Report back each line of the records that contains the string "byggevarehus".

※

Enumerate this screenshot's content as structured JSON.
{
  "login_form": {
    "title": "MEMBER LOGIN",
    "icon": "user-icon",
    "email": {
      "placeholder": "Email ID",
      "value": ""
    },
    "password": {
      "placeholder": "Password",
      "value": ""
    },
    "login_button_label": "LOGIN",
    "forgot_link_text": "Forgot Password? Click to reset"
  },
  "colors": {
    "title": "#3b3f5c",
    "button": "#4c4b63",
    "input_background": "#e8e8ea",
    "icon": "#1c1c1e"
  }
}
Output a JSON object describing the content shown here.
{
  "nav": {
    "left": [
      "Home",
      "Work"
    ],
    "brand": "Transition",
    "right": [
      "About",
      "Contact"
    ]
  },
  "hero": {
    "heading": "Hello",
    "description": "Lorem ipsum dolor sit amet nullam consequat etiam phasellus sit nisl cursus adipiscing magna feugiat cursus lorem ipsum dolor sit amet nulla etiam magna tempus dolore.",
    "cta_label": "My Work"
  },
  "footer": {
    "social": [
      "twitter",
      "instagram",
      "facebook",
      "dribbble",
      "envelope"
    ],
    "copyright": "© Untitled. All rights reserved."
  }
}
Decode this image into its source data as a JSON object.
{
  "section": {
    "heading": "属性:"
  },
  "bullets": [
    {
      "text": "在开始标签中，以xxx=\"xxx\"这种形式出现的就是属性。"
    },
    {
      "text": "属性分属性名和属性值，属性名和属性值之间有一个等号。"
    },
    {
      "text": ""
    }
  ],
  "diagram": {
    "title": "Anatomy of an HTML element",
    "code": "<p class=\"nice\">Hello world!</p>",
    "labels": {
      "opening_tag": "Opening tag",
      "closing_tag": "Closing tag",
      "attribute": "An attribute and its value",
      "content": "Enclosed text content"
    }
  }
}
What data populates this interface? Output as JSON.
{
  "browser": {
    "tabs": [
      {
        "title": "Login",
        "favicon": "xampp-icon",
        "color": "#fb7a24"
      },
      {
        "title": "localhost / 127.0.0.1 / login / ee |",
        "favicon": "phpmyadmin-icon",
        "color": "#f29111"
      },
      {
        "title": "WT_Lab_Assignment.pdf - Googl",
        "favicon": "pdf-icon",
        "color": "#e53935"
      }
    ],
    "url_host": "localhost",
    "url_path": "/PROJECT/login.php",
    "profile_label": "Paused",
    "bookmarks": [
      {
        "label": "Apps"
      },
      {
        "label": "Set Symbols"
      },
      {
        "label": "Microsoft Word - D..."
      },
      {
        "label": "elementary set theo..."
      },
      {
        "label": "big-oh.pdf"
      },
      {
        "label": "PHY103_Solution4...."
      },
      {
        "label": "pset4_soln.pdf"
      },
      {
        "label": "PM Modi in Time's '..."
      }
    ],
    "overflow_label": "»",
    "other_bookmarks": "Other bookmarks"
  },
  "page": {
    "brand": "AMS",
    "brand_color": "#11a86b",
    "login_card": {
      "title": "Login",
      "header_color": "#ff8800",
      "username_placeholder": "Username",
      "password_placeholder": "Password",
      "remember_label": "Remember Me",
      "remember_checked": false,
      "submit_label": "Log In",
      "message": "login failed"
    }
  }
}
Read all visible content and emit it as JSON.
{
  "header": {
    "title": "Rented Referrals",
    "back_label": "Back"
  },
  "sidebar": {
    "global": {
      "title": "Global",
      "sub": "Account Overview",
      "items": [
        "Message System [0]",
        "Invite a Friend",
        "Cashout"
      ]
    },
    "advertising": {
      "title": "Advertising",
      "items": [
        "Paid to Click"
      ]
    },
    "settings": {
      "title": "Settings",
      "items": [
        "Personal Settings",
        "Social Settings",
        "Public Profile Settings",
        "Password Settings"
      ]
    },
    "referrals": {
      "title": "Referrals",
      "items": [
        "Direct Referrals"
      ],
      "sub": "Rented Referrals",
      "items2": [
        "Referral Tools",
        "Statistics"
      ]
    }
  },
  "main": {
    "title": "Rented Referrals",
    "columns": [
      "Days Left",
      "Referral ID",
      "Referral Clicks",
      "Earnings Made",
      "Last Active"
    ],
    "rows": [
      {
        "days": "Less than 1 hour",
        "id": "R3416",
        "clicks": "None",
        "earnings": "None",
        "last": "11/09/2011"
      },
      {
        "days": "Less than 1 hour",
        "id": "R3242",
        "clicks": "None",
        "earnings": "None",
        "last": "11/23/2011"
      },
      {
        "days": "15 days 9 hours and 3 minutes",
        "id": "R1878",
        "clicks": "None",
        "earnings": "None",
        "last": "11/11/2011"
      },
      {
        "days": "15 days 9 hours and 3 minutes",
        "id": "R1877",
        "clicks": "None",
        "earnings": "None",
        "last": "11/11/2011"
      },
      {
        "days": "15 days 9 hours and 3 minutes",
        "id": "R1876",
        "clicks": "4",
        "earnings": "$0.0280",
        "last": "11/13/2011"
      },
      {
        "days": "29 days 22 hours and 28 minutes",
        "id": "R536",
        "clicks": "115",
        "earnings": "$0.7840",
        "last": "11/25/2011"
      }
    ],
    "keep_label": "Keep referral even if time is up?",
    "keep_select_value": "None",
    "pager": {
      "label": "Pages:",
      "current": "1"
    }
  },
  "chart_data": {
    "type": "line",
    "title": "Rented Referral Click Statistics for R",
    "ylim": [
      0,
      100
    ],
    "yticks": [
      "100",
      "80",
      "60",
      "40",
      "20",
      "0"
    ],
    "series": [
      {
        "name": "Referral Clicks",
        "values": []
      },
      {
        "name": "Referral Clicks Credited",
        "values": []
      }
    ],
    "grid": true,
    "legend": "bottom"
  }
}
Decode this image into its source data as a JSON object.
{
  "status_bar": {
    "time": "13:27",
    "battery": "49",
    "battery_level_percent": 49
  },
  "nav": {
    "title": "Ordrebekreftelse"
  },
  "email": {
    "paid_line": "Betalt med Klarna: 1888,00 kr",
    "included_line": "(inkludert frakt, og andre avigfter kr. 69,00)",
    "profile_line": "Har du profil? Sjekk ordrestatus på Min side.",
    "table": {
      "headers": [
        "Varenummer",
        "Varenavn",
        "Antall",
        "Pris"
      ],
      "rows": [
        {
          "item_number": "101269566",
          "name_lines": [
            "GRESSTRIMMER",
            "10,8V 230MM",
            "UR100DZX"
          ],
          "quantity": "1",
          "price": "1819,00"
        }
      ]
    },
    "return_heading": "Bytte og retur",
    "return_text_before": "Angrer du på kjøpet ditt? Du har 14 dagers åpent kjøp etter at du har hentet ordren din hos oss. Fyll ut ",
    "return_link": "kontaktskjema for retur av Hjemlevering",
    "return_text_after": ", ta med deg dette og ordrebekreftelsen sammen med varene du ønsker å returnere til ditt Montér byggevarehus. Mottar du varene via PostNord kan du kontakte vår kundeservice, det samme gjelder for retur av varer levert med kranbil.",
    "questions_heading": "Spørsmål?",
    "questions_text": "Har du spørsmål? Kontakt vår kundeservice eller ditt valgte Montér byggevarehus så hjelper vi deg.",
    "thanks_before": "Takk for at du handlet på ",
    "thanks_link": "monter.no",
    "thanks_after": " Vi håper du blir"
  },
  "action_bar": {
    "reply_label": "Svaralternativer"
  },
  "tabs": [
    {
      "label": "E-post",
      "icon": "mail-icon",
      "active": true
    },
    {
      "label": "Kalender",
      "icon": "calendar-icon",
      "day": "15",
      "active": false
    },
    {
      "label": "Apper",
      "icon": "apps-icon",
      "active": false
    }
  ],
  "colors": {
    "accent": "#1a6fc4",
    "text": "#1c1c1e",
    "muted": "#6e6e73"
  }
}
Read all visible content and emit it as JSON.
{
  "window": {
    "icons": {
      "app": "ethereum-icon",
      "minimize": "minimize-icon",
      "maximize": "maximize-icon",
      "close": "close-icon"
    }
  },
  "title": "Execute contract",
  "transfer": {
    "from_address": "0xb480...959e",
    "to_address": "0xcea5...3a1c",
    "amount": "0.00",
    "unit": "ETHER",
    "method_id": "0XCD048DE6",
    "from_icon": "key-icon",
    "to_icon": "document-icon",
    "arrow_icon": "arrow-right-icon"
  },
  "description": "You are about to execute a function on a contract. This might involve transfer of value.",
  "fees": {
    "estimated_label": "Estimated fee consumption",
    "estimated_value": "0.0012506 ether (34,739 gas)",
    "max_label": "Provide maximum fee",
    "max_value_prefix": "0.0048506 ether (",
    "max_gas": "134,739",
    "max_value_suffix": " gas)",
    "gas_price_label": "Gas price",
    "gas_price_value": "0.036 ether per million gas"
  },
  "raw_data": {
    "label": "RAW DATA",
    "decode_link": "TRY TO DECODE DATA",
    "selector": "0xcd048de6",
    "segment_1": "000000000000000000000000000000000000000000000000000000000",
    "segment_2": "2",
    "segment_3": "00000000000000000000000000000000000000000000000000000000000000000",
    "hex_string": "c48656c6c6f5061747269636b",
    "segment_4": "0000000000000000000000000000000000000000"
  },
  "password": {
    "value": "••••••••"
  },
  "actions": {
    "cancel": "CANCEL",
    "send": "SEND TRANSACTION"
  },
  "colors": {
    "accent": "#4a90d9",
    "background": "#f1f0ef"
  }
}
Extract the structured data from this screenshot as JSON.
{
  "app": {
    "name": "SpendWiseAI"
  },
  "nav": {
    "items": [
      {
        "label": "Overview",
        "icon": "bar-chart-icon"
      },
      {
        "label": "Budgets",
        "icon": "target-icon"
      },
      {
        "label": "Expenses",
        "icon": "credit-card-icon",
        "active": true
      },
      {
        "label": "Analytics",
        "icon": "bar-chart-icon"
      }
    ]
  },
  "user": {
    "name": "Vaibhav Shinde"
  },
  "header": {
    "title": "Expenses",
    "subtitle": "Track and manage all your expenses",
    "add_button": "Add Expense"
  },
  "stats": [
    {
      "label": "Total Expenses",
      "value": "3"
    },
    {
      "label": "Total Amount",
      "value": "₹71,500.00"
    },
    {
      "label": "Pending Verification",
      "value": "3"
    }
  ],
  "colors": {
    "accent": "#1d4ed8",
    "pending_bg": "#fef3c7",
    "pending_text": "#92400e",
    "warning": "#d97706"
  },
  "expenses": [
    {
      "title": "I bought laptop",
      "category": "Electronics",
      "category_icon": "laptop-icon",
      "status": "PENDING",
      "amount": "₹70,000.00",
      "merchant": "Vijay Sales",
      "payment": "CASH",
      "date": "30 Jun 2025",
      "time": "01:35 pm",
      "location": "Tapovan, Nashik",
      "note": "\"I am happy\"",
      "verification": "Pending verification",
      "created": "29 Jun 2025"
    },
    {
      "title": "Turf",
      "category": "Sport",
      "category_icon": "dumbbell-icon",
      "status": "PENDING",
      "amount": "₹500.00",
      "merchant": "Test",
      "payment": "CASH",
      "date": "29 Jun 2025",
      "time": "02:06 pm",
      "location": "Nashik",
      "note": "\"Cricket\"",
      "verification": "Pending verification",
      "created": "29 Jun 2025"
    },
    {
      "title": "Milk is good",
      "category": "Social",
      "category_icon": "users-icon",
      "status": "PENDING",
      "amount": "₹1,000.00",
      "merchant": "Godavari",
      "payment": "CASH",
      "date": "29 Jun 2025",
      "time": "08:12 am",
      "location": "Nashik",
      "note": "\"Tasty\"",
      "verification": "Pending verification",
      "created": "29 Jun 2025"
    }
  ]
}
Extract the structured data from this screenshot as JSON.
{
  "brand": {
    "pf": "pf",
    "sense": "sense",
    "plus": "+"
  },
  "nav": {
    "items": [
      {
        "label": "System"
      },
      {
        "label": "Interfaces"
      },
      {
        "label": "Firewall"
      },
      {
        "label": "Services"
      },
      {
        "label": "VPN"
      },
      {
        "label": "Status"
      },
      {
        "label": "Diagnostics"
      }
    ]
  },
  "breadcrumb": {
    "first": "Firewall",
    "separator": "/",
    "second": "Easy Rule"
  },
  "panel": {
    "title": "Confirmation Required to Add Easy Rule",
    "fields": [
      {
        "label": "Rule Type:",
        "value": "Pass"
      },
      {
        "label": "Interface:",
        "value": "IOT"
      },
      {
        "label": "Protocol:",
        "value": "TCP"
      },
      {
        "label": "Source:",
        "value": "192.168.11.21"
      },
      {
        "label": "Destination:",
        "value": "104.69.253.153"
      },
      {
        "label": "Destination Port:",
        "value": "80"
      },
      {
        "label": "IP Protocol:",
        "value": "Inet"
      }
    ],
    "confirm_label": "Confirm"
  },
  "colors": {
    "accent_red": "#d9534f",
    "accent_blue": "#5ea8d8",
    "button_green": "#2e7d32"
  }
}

※

• [SOLUTION TO THE PROBLEM]
    "return_text_after": ", ta med deg dette og ordrebekreftelsen sammen med varene du ønsker å returnere til ditt Montér byggevarehus. Mottar du varene via PostNord kan du kontakte vår kundeservice, det samme gjelder for retur av varer levert med kranbil.",
    "questions_text": "Har du spørsmål? Kontakt vår kundeservice eller ditt valgte Montér byggevarehus så hjelper vi deg.",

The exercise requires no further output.